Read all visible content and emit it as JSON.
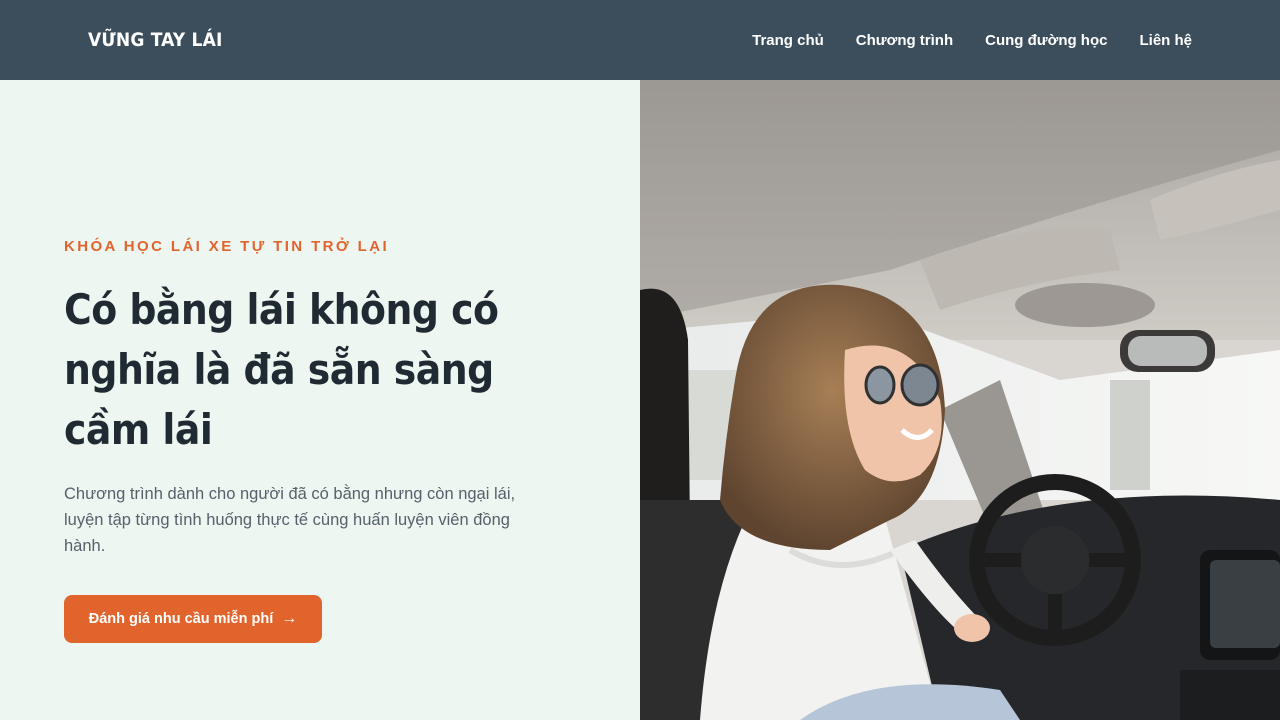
{
  "brand": {
    "logo_text": "VỮNG TAY LÁI"
  },
  "nav": {
    "items": [
      {
        "label": "Trang chủ"
      },
      {
        "label": "Chương trình"
      },
      {
        "label": "Cung đường học"
      },
      {
        "label": "Liên hệ"
      }
    ]
  },
  "hero": {
    "eyebrow": "KHÓA HỌC LÁI XE TỰ TIN TRỞ LẠI",
    "headline": "Có bằng lái không có nghĩa là đã sẵn sàng cầm lái",
    "description": "Chương trình dành cho người đã có bằng nhưng còn ngại lái, luyện tập từng tình huống thực tế cùng huấn luyện viên đồng hành.",
    "cta_label": "Đánh giá nhu cầu miễn phí",
    "cta_icon": "arrow-right-icon",
    "photo_subject": "woman-driving-car-photo"
  },
  "colors": {
    "nav_background": "#3c4d5c",
    "hero_background": "#eef6f1",
    "accent": "#e2642d",
    "headline": "#1f2a33",
    "body_text": "#55616b"
  }
}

****************************************

• [GIVEN EXERCISE] Copy the records word for word, leaving no picture in the copy.

• [FINISHED TASK]
Read all visible content and emit it as JSON.
{
  "brand": {
    "logo_text": "VỮNG TAY LÁI"
  },
  "nav": {
    "items": [
      {
        "label": "Trang chủ"
      },
      {
        "label": "Chương trình"
      },
      {
        "label": "Cung đường học"
      },
      {
        "label": "Liên hệ"
      }
    ]
  },
  "hero": {
    "eyebrow": "KHÓA HỌC LÁI XE TỰ TIN TRỞ LẠI",
    "headline": "Có bằng lái không có nghĩa là đã sẵn sàng cầm lái",
    "description": "Chương trình dành cho người đã có bằng nhưng còn ngại lái, luyện tập từng tình huống thực tế cùng huấn luyện viên đồng hành.",
    "cta_label": "Đánh giá nhu cầu miễn phí",
    "cta_icon": "arrow-right-icon",
    "photo_subject": "woman-driving-car-photo"
  },
  "colors": {
    "nav_background": "#3c4d5c",
    "hero_background": "#eef6f1",
    "accent": "#e2642d",
    "headline": "#1f2a33",
    "body_text": "#55616b"
  }
}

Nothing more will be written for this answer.